[WHAT YOU SHOULD DO]:
Should the listing contain images, exclude them; give the rest again exactly.

[LISTED RECORDS]:
== Segment start ==

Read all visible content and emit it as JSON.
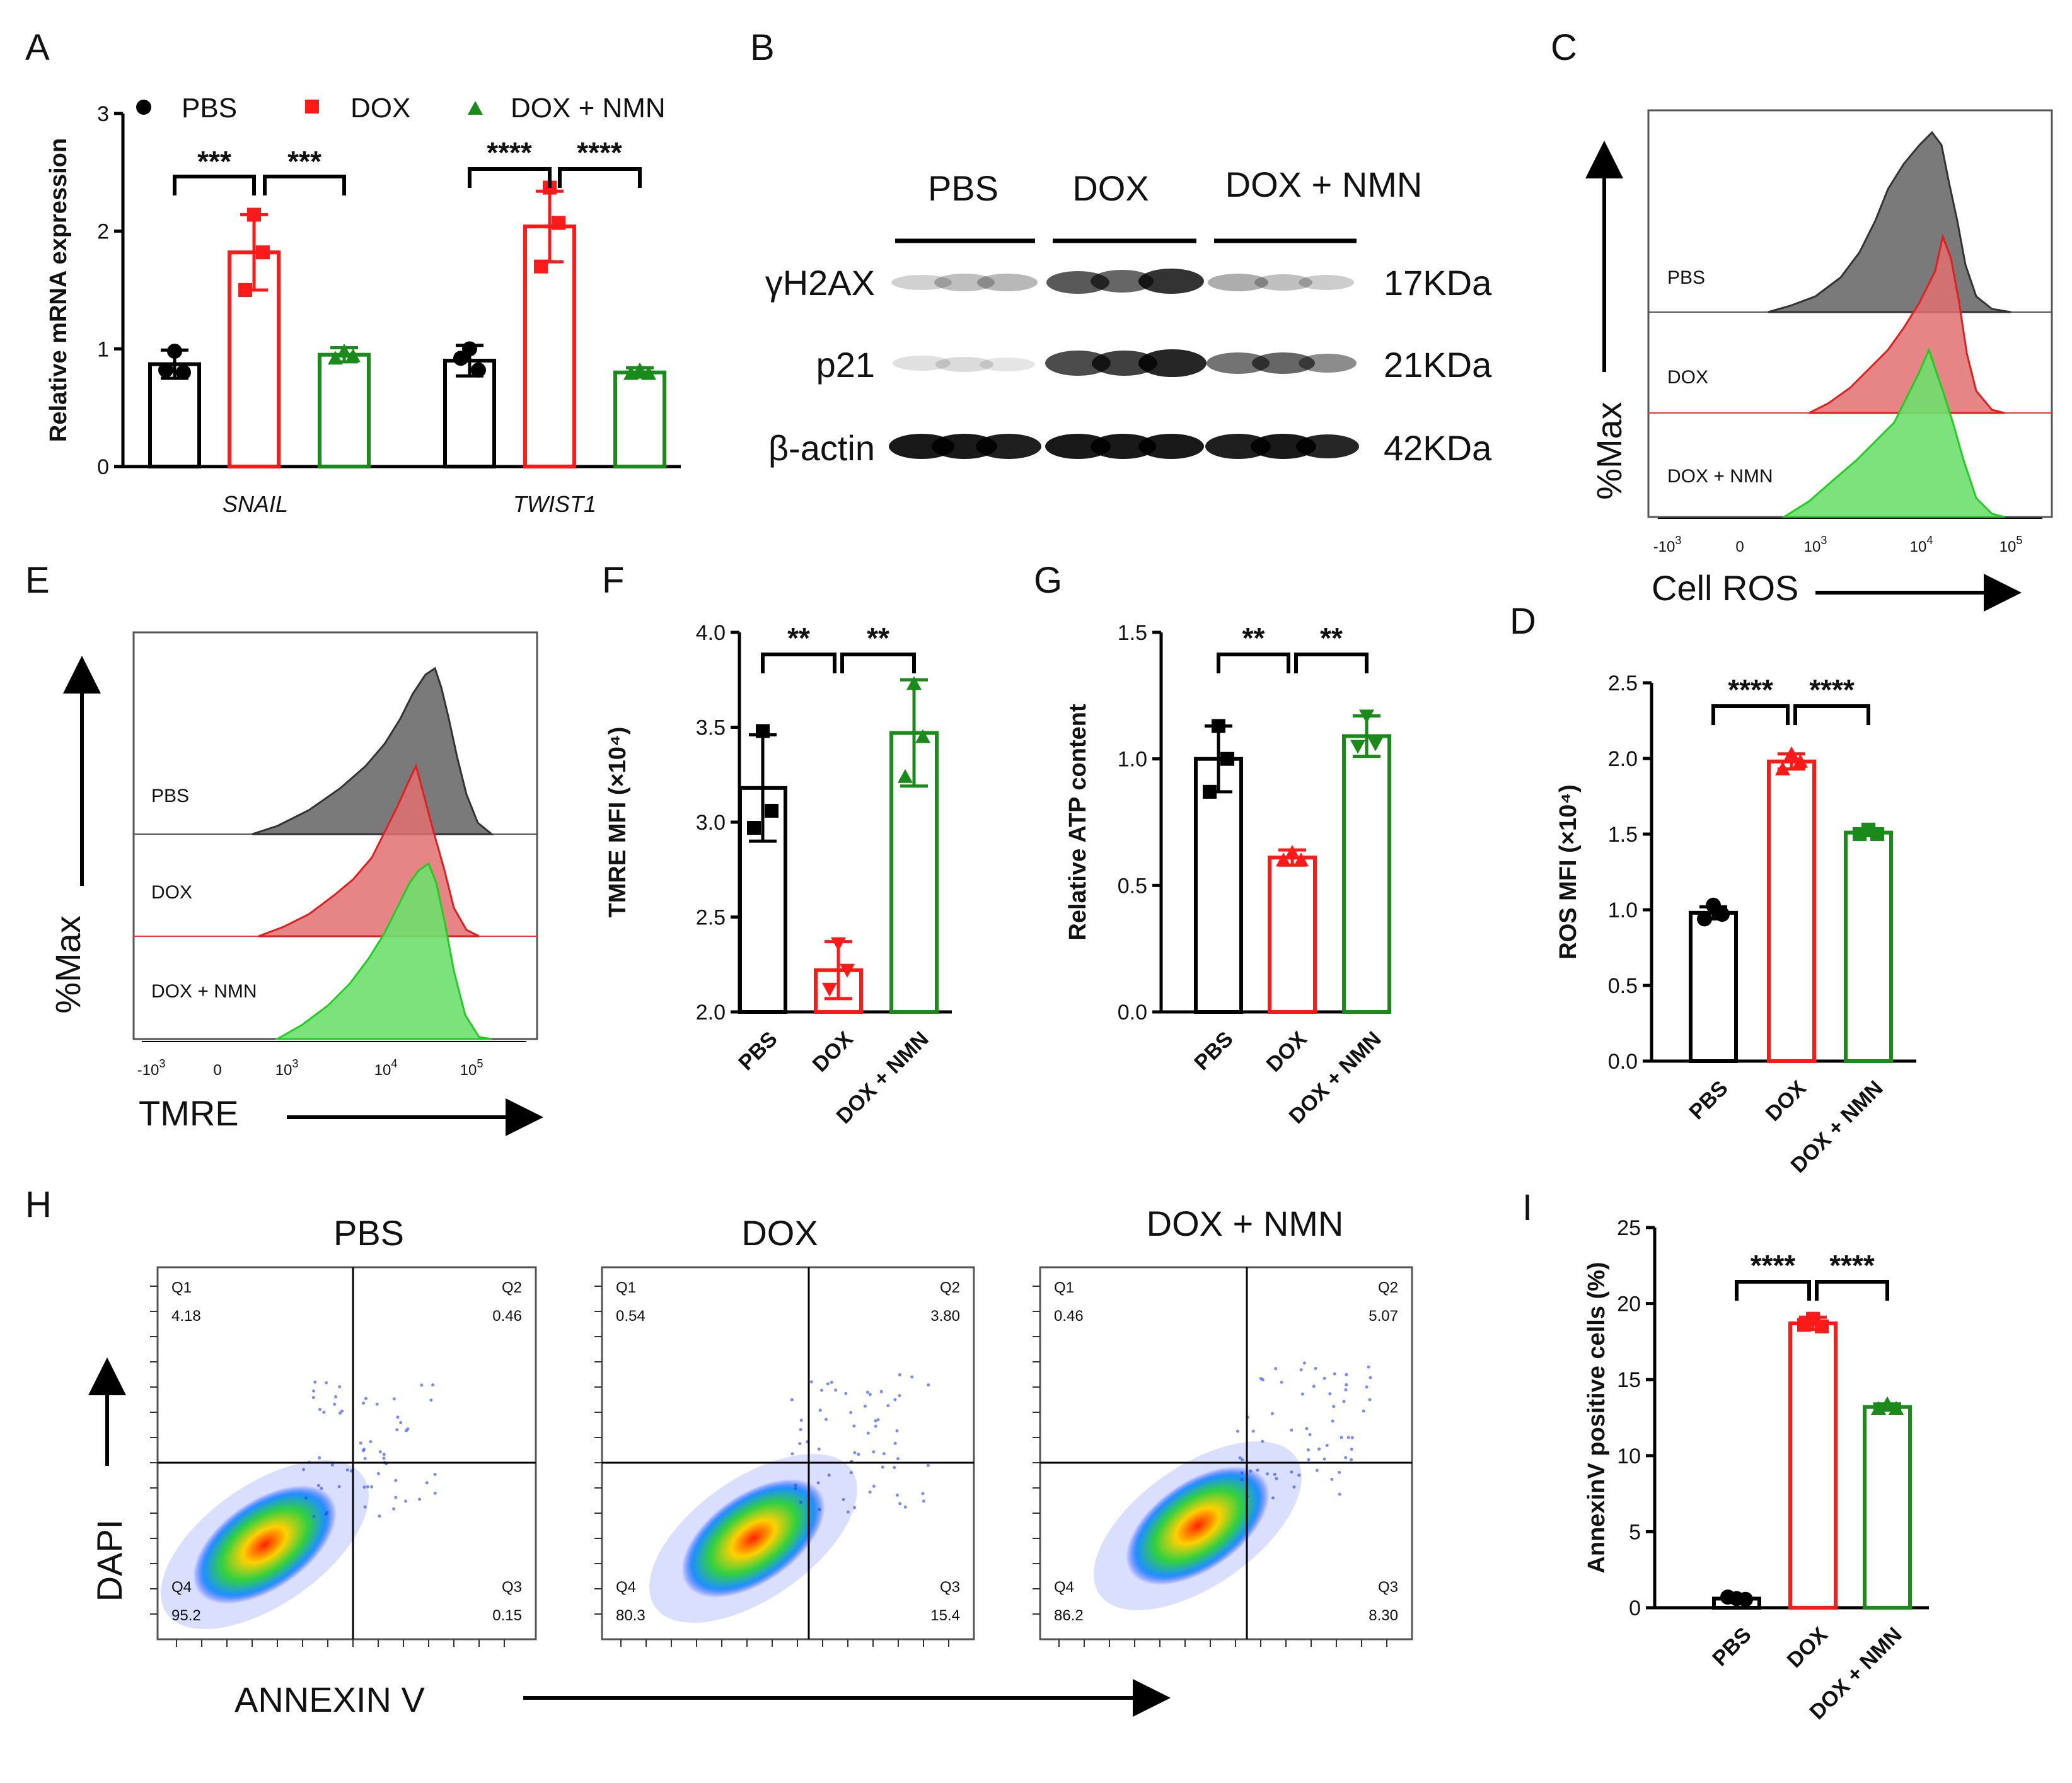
{
  "colors": {
    "pbs": "#000000",
    "dox": "#ff1a1a",
    "nmn": "#1a8a1a",
    "pbs_fill": "#555555",
    "dox_fill": "#e07070",
    "nmn_fill": "#6ee06e"
  },
  "panels": {
    "A": "A",
    "B": "B",
    "C": "C",
    "D": "D",
    "E": "E",
    "F": "F",
    "G": "G",
    "H": "H",
    "I": "I"
  },
  "groups": [
    "PBS",
    "DOX",
    "DOX + NMN"
  ],
  "panelA": {
    "ylabel": "Relative mRNA expression",
    "legend": [
      "PBS",
      "DOX",
      "DOX + NMN"
    ],
    "genes": [
      "SNAIL",
      "TWIST1"
    ],
    "sig": [
      "***",
      "***",
      "****",
      "****"
    ]
  },
  "panelB": {
    "groups": [
      "PBS",
      "DOX",
      "DOX + NMN"
    ],
    "proteins": [
      "γH2AX",
      "p21",
      "β-actin"
    ],
    "sizes": [
      "17KDa",
      "21KDa",
      "42KDa"
    ]
  },
  "panelC": {
    "ylabel": "%Max",
    "xlabel": "Cell ROS",
    "tracks": [
      "PBS",
      "DOX",
      "DOX + NMN"
    ]
  },
  "panelE": {
    "ylabel": "%Max",
    "xlabel": "TMRE",
    "tracks": [
      "PBS",
      "DOX",
      "DOX + NMN"
    ]
  },
  "flow_ticks": {
    "neg": "-10",
    "zero": "0",
    "base": "10",
    "exps": [
      "3",
      "3",
      "4",
      "5"
    ]
  },
  "panelH": {
    "ylabel": "DAPI",
    "xlabel": "ANNEXIN V",
    "quad_labels": [
      "Q1",
      "Q2",
      "Q3",
      "Q4"
    ],
    "plots": [
      {
        "title": "PBS",
        "q1": "4.18",
        "q2": "0.46",
        "q3": "0.15",
        "q4": "95.2"
      },
      {
        "title": "DOX",
        "q1": "0.54",
        "q2": "3.80",
        "q3": "15.4",
        "q4": "80.3"
      },
      {
        "title": "DOX + NMN",
        "q1": "0.46",
        "q2": "5.07",
        "q3": "8.30",
        "q4": "86.2"
      }
    ]
  },
  "chart_data": [
    {
      "id": "A",
      "type": "bar",
      "ylabel": "Relative mRNA expression",
      "ylim": [
        0,
        3
      ],
      "ticks": [
        "0",
        "1",
        "2",
        "3"
      ],
      "categories": [
        "SNAIL",
        "TWIST1"
      ],
      "series": [
        {
          "name": "PBS",
          "values": [
            0.87,
            0.9
          ],
          "err": [
            0.12,
            0.13
          ],
          "points": [
            [
              0.98,
              0.8,
              0.82
            ],
            [
              1.0,
              0.82,
              0.92
            ]
          ]
        },
        {
          "name": "DOX",
          "values": [
            1.82,
            2.04
          ],
          "err": [
            0.32,
            0.3
          ],
          "points": [
            [
              2.14,
              1.82,
              1.5
            ],
            [
              2.37,
              2.07,
              1.7
            ]
          ]
        },
        {
          "name": "DOX + NMN",
          "values": [
            0.95,
            0.8
          ],
          "err": [
            0.06,
            0.04
          ],
          "points": [
            [
              0.98,
              0.94,
              0.92
            ],
            [
              0.82,
              0.79,
              0.79
            ]
          ]
        }
      ]
    },
    {
      "id": "F",
      "type": "bar",
      "ylabel": "TMRE MFI (×10⁴)",
      "ylim": [
        2.0,
        4.0
      ],
      "ticks": [
        "2.0",
        "2.5",
        "3.0",
        "3.5",
        "4.0"
      ],
      "categories": [
        "PBS",
        "DOX",
        "DOX + NMN"
      ],
      "values": [
        3.18,
        2.22,
        3.47
      ],
      "err": [
        0.28,
        0.15,
        0.28
      ],
      "points": [
        [
          3.48,
          3.06,
          2.97
        ],
        [
          2.36,
          2.22,
          2.12
        ],
        [
          3.73,
          3.45,
          3.24
        ]
      ],
      "sig": [
        "**",
        "**"
      ]
    },
    {
      "id": "G",
      "type": "bar",
      "ylabel": "Relative ATP content",
      "ylim": [
        0.0,
        1.5
      ],
      "ticks": [
        "0.0",
        "0.5",
        "1.0",
        "1.5"
      ],
      "categories": [
        "PBS",
        "DOX",
        "DOX + NMN"
      ],
      "values": [
        1.0,
        0.61,
        1.09
      ],
      "err": [
        0.13,
        0.03,
        0.08
      ],
      "points": [
        [
          1.13,
          1.0,
          0.87
        ],
        [
          0.63,
          0.6,
          0.6
        ],
        [
          1.17,
          1.06,
          1.05
        ]
      ],
      "sig": [
        "**",
        "**"
      ]
    },
    {
      "id": "D",
      "type": "bar",
      "ylabel": "ROS MFI (×10⁴)",
      "ylim": [
        0.0,
        2.5
      ],
      "ticks": [
        "0.0",
        "0.5",
        "1.0",
        "1.5",
        "2.0",
        "2.5"
      ],
      "categories": [
        "PBS",
        "DOX",
        "DOX + NMN"
      ],
      "values": [
        0.98,
        1.98,
        1.51
      ],
      "err": [
        0.04,
        0.05,
        0.02
      ],
      "points": [
        [
          1.03,
          0.97,
          0.94
        ],
        [
          2.03,
          1.98,
          1.93
        ],
        [
          1.53,
          1.5,
          1.5
        ]
      ],
      "sig": [
        "****",
        "****"
      ]
    },
    {
      "id": "I",
      "type": "bar",
      "ylabel": "AnnexinV positive cells (%)",
      "ylim": [
        0,
        25
      ],
      "ticks": [
        "0",
        "5",
        "10",
        "15",
        "20",
        "25"
      ],
      "categories": [
        "PBS",
        "DOX",
        "DOX + NMN"
      ],
      "values": [
        0.6,
        18.7,
        13.2
      ],
      "err": [
        0.1,
        0.4,
        0.2
      ],
      "points": [
        [
          0.6,
          0.55,
          0.7
        ],
        [
          19.0,
          18.5,
          18.6
        ],
        [
          13.4,
          13.1,
          13.1
        ]
      ],
      "sig": [
        "****",
        "****"
      ]
    }
  ]
}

== Segment end ==

[SOLVED PROBLEM]:
Read all visible content and emit it as JSON.
{
  "colors": {
    "pbs": "#000000",
    "dox": "#ff1a1a",
    "nmn": "#1a8a1a",
    "pbs_fill": "#555555",
    "dox_fill": "#e07070",
    "nmn_fill": "#6ee06e"
  },
  "panels": {
    "A": "A",
    "B": "B",
    "C": "C",
    "D": "D",
    "E": "E",
    "F": "F",
    "G": "G",
    "H": "H",
    "I": "I"
  },
  "groups": [
    "PBS",
    "DOX",
    "DOX + NMN"
  ],
  "panelA": {
    "ylabel": "Relative mRNA expression",
    "legend": [
      "PBS",
      "DOX",
      "DOX + NMN"
    ],
    "genes": [
      "SNAIL",
      "TWIST1"
    ],
    "sig": [
      "***",
      "***",
      "****",
      "****"
    ]
  },
  "panelB": {
    "groups": [
      "PBS",
      "DOX",
      "DOX + NMN"
    ],
    "proteins": [
      "γH2AX",
      "p21",
      "β-actin"
    ],
    "sizes": [
      "17KDa",
      "21KDa",
      "42KDa"
    ]
  },
  "panelC": {
    "ylabel": "%Max",
    "xlabel": "Cell ROS",
    "tracks": [
      "PBS",
      "DOX",
      "DOX + NMN"
    ]
  },
  "panelE": {
    "ylabel": "%Max",
    "xlabel": "TMRE",
    "tracks": [
      "PBS",
      "DOX",
      "DOX + NMN"
    ]
  },
  "flow_ticks": {
    "neg": "-10",
    "zero": "0",
    "base": "10",
    "exps": [
      "3",
      "3",
      "4",
      "5"
    ]
  },
  "panelH": {
    "ylabel": "DAPI",
    "xlabel": "ANNEXIN V",
    "quad_labels": [
      "Q1",
      "Q2",
      "Q3",
      "Q4"
    ],
    "plots": [
      {
        "title": "PBS",
        "q1": "4.18",
        "q2": "0.46",
        "q3": "0.15",
        "q4": "95.2"
      },
      {
        "title": "DOX",
        "q1": "0.54",
        "q2": "3.80",
        "q3": "15.4",
        "q4": "80.3"
      },
      {
        "title": "DOX + NMN",
        "q1": "0.46",
        "q2": "5.07",
        "q3": "8.30",
        "q4": "86.2"
      }
    ]
  },
  "chart_data": [
    {
      "id": "A",
      "type": "bar",
      "ylabel": "Relative mRNA expression",
      "ylim": [
        0,
        3
      ],
      "ticks": [
        "0",
        "1",
        "2",
        "3"
      ],
      "categories": [
        "SNAIL",
        "TWIST1"
      ],
      "series": [
        {
          "name": "PBS",
          "values": [
            0.87,
            0.9
          ],
          "err": [
            0.12,
            0.13
          ],
          "points": [
            [
              0.98,
              0.8,
              0.82
            ],
            [
              1.0,
              0.82,
              0.92
            ]
          ]
        },
        {
          "name": "DOX",
          "values": [
            1.82,
            2.04
          ],
          "err": [
            0.32,
            0.3
          ],
          "points": [
            [
              2.14,
              1.82,
              1.5
            ],
            [
              2.37,
              2.07,
              1.7
            ]
          ]
        },
        {
          "name": "DOX + NMN",
          "values": [
            0.95,
            0.8
          ],
          "err": [
            0.06,
            0.04
          ],
          "points": [
            [
              0.98,
              0.94,
              0.92
            ],
            [
              0.82,
              0.79,
              0.79
            ]
          ]
        }
      ]
    },
    {
      "id": "F",
      "type": "bar",
      "ylabel": "TMRE MFI (×10⁴)",
      "ylim": [
        2.0,
        4.0
      ],
      "ticks": [
        "2.0",
        "2.5",
        "3.0",
        "3.5",
        "4.0"
      ],
      "categories": [
        "PBS",
        "DOX",
        "DOX + NMN"
      ],
      "values": [
        3.18,
        2.22,
        3.47
      ],
      "err": [
        0.28,
        0.15,
        0.28
      ],
      "points": [
        [
          3.48,
          3.06,
          2.97
        ],
        [
          2.36,
          2.22,
          2.12
        ],
        [
          3.73,
          3.45,
          3.24
        ]
      ],
      "sig": [
        "**",
        "**"
      ]
    },
    {
      "id": "G",
      "type": "bar",
      "ylabel": "Relative ATP content",
      "ylim": [
        0.0,
        1.5
      ],
      "ticks": [
        "0.0",
        "0.5",
        "1.0",
        "1.5"
      ],
      "categories": [
        "PBS",
        "DOX",
        "DOX + NMN"
      ],
      "values": [
        1.0,
        0.61,
        1.09
      ],
      "err": [
        0.13,
        0.03,
        0.08
      ],
      "points": [
        [
          1.13,
          1.0,
          0.87
        ],
        [
          0.63,
          0.6,
          0.6
        ],
        [
          1.17,
          1.06,
          1.05
        ]
      ],
      "sig": [
        "**",
        "**"
      ]
    },
    {
      "id": "D",
      "type": "bar",
      "ylabel": "ROS MFI (×10⁴)",
      "ylim": [
        0.0,
        2.5
      ],
      "ticks": [
        "0.0",
        "0.5",
        "1.0",
        "1.5",
        "2.0",
        "2.5"
      ],
      "categories": [
        "PBS",
        "DOX",
        "DOX + NMN"
      ],
      "values": [
        0.98,
        1.98,
        1.51
      ],
      "err": [
        0.04,
        0.05,
        0.02
      ],
      "points": [
        [
          1.03,
          0.97,
          0.94
        ],
        [
          2.03,
          1.98,
          1.93
        ],
        [
          1.53,
          1.5,
          1.5
        ]
      ],
      "sig": [
        "****",
        "****"
      ]
    },
    {
      "id": "I",
      "type": "bar",
      "ylabel": "AnnexinV positive cells (%)",
      "ylim": [
        0,
        25
      ],
      "ticks": [
        "0",
        "5",
        "10",
        "15",
        "20",
        "25"
      ],
      "categories": [
        "PBS",
        "DOX",
        "DOX + NMN"
      ],
      "values": [
        0.6,
        18.7,
        13.2
      ],
      "err": [
        0.1,
        0.4,
        0.2
      ],
      "points": [
        [
          0.6,
          0.55,
          0.7
        ],
        [
          19.0,
          18.5,
          18.6
        ],
        [
          13.4,
          13.1,
          13.1
        ]
      ],
      "sig": [
        "****",
        "****"
      ]
    }
  ]
}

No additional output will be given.